- _Given task_: Find each line with the word "houses" and copy it.

(Collected data entries)
####################

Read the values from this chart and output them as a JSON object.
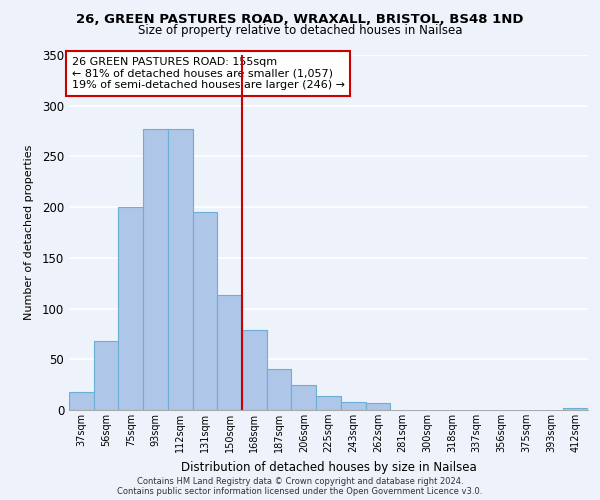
{
  "title": "26, GREEN PASTURES ROAD, WRAXALL, BRISTOL, BS48 1ND",
  "subtitle": "Size of property relative to detached houses in Nailsea",
  "xlabel": "Distribution of detached houses by size in Nailsea",
  "ylabel": "Number of detached properties",
  "bar_labels": [
    "37sqm",
    "56sqm",
    "75sqm",
    "93sqm",
    "112sqm",
    "131sqm",
    "150sqm",
    "168sqm",
    "187sqm",
    "206sqm",
    "225sqm",
    "243sqm",
    "262sqm",
    "281sqm",
    "300sqm",
    "318sqm",
    "337sqm",
    "356sqm",
    "375sqm",
    "393sqm",
    "412sqm"
  ],
  "bar_values": [
    18,
    68,
    200,
    277,
    277,
    195,
    113,
    79,
    40,
    25,
    14,
    8,
    7,
    0,
    0,
    0,
    0,
    0,
    0,
    0,
    2
  ],
  "bar_color": "#aec6e8",
  "bar_edge_color": "#6baed6",
  "vline_x": 6.5,
  "vline_color": "#cc0000",
  "annotation_title": "26 GREEN PASTURES ROAD: 155sqm",
  "annotation_line1": "← 81% of detached houses are smaller (1,057)",
  "annotation_line2": "19% of semi-detached houses are larger (246) →",
  "annotation_box_color": "#ffffff",
  "annotation_box_edge": "#cc0000",
  "ylim": [
    0,
    350
  ],
  "yticks": [
    0,
    50,
    100,
    150,
    200,
    250,
    300,
    350
  ],
  "footer1": "Contains HM Land Registry data © Crown copyright and database right 2024.",
  "footer2": "Contains public sector information licensed under the Open Government Licence v3.0.",
  "bg_color": "#eef2fa"
}
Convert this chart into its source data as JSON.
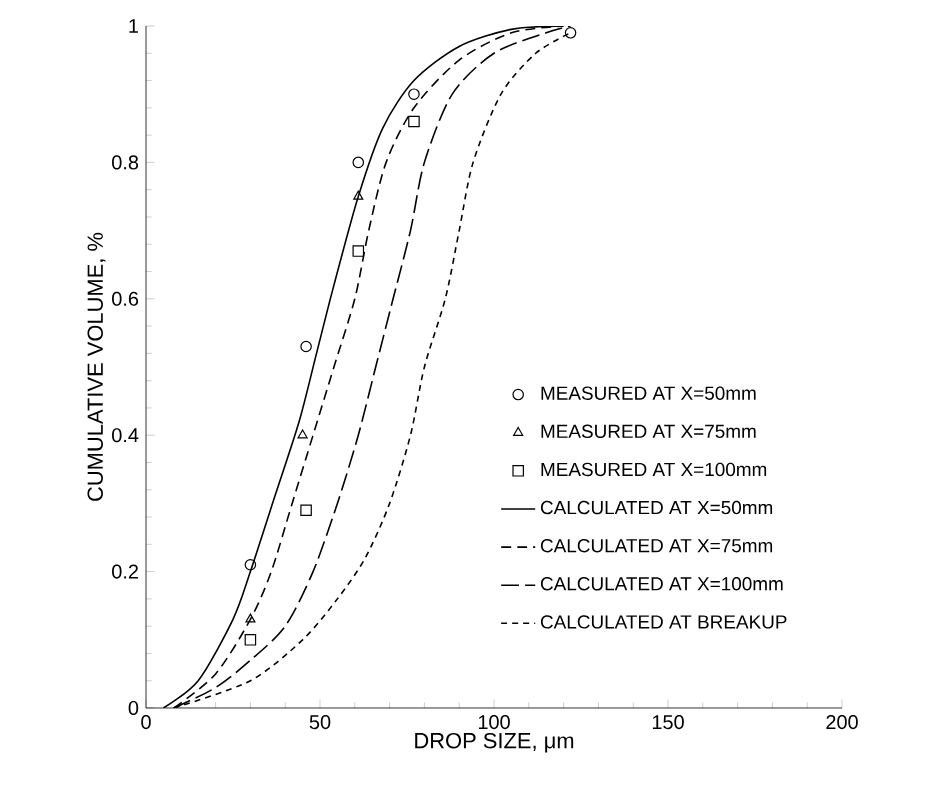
{
  "chart_data": {
    "type": "line",
    "xlabel": "DROP SIZE, μm",
    "ylabel": "CUMULATIVE VOLUME, %",
    "xlim": [
      0,
      200
    ],
    "ylim": [
      0,
      1
    ],
    "xticks": [
      0,
      50,
      100,
      150,
      200
    ],
    "yticks": [
      0,
      0.2,
      0.4,
      0.6,
      0.8,
      1
    ],
    "grid": false,
    "legend": "right",
    "series": [
      {
        "name": "MEASURED AT X=50mm",
        "type": "scatter",
        "marker": "circle",
        "color": "#000000",
        "x": [
          30,
          46,
          61,
          77,
          122
        ],
        "values": [
          0.21,
          0.53,
          0.8,
          0.9,
          0.99
        ]
      },
      {
        "name": "MEASURED AT X=75mm",
        "type": "scatter",
        "marker": "triangle",
        "color": "#000000",
        "x": [
          30,
          45,
          61
        ],
        "values": [
          0.13,
          0.4,
          0.75
        ]
      },
      {
        "name": "MEASURED AT X=100mm",
        "type": "scatter",
        "marker": "square",
        "color": "#000000",
        "x": [
          30,
          46,
          61,
          77
        ],
        "values": [
          0.1,
          0.29,
          0.67,
          0.86
        ]
      },
      {
        "name": "CALCULATED AT X=50mm",
        "line_style": "solid",
        "color": "#000000",
        "x": [
          5,
          15,
          25,
          30,
          37,
          44,
          49,
          54,
          61,
          68,
          77,
          90,
          105,
          120
        ],
        "values": [
          0,
          0.04,
          0.13,
          0.2,
          0.31,
          0.42,
          0.52,
          0.62,
          0.75,
          0.85,
          0.92,
          0.97,
          0.995,
          1.0
        ]
      },
      {
        "name": "CALCULATED AT X=75mm",
        "line_style": "dashed",
        "color": "#000000",
        "x": [
          8,
          20,
          30,
          36,
          42,
          48,
          54,
          60,
          64,
          69,
          77,
          90,
          105,
          120
        ],
        "values": [
          0,
          0.05,
          0.13,
          0.2,
          0.3,
          0.4,
          0.5,
          0.6,
          0.7,
          0.8,
          0.88,
          0.95,
          0.99,
          1.0
        ]
      },
      {
        "name": "CALCULATED AT X=100mm",
        "line_style": "dashed",
        "color": "#000000",
        "x": [
          8,
          20,
          30,
          40,
          48,
          55,
          61,
          66,
          71,
          76,
          80,
          88,
          100,
          115,
          122
        ],
        "values": [
          0,
          0.03,
          0.07,
          0.12,
          0.2,
          0.3,
          0.4,
          0.5,
          0.6,
          0.7,
          0.8,
          0.9,
          0.96,
          0.99,
          1.0
        ]
      },
      {
        "name": "CALCULATED AT BREAKUP",
        "line_style": "dashed",
        "color": "#000000",
        "x": [
          8,
          30,
          45,
          55,
          63,
          70,
          76,
          80,
          86,
          90,
          94,
          102,
          112,
          122
        ],
        "values": [
          0,
          0.04,
          0.1,
          0.16,
          0.22,
          0.3,
          0.4,
          0.5,
          0.6,
          0.7,
          0.8,
          0.9,
          0.96,
          0.99
        ]
      }
    ]
  }
}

####################

- _Answer to this problem_:
  "subtitle": "Size of property relative to detached houses in Nailsea",
  "xlabel": "Distribution of detached houses by size in Nailsea",
  "annotation_line1": "← 81% of detached houses are smaller (1,057)",
  "annotation_line2": "19% of semi-detached houses are larger (246) →",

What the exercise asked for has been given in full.